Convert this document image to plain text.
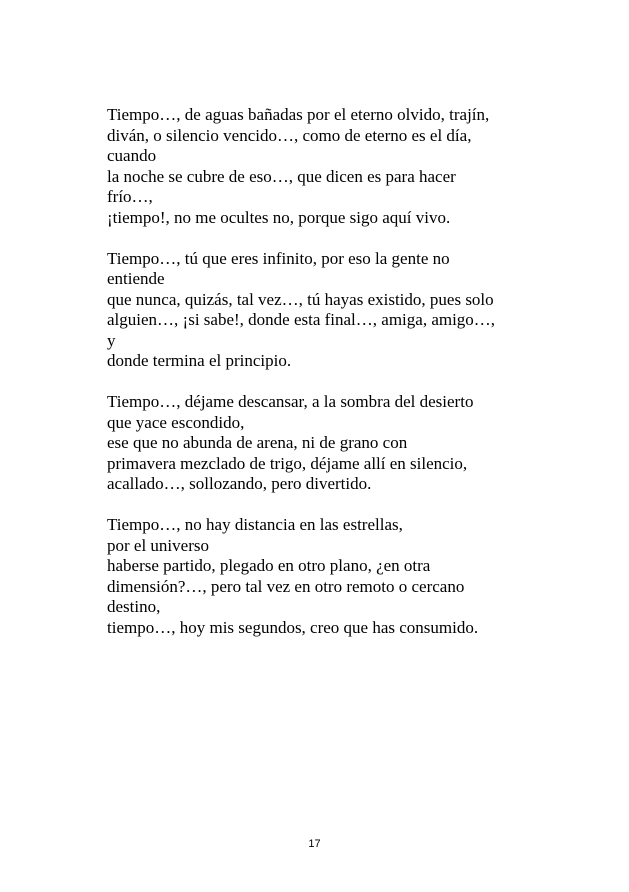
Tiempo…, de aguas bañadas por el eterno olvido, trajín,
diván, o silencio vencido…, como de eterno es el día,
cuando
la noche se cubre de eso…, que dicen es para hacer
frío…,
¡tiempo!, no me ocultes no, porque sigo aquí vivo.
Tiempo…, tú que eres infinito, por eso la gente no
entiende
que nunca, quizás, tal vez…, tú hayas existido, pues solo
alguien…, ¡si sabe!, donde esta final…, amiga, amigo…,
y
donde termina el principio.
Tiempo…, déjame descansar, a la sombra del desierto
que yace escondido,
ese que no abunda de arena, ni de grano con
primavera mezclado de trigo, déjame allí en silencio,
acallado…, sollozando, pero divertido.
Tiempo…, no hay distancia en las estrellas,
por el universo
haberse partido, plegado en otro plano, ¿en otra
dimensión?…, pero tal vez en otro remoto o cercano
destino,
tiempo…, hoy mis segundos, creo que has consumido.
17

★ ★ ★ ★ ★

▶ _BRIEF_: From the records given above, reproduce all text exactly and exclude each picture.

▶ _SOLUTION TO THIS PROBLEM_:
Convert this document image to plain text.
Tiempo…, de aguas bañadas por el eterno olvido, trajín,
diván, o silencio vencido…, como de eterno es el día,
cuando
la noche se cubre de eso…, que dicen es para hacer
frío…,
¡tiempo!, no me ocultes no, porque sigo aquí vivo.
Tiempo…, tú que eres infinito, por eso la gente no
entiende
que nunca, quizás, tal vez…, tú hayas existido, pues solo
alguien…, ¡si sabe!, donde esta final…, amiga, amigo…,
y
donde termina el principio.
Tiempo…, déjame descansar, a la sombra del desierto
que yace escondido,
ese que no abunda de arena, ni de grano con
primavera mezclado de trigo, déjame allí en silencio,
acallado…, sollozando, pero divertido.
Tiempo…, no hay distancia en las estrellas,
por el universo
haberse partido, plegado en otro plano, ¿en otra
dimensión?…, pero tal vez en otro remoto o cercano
destino,
tiempo…, hoy mis segundos, creo que has consumido.
17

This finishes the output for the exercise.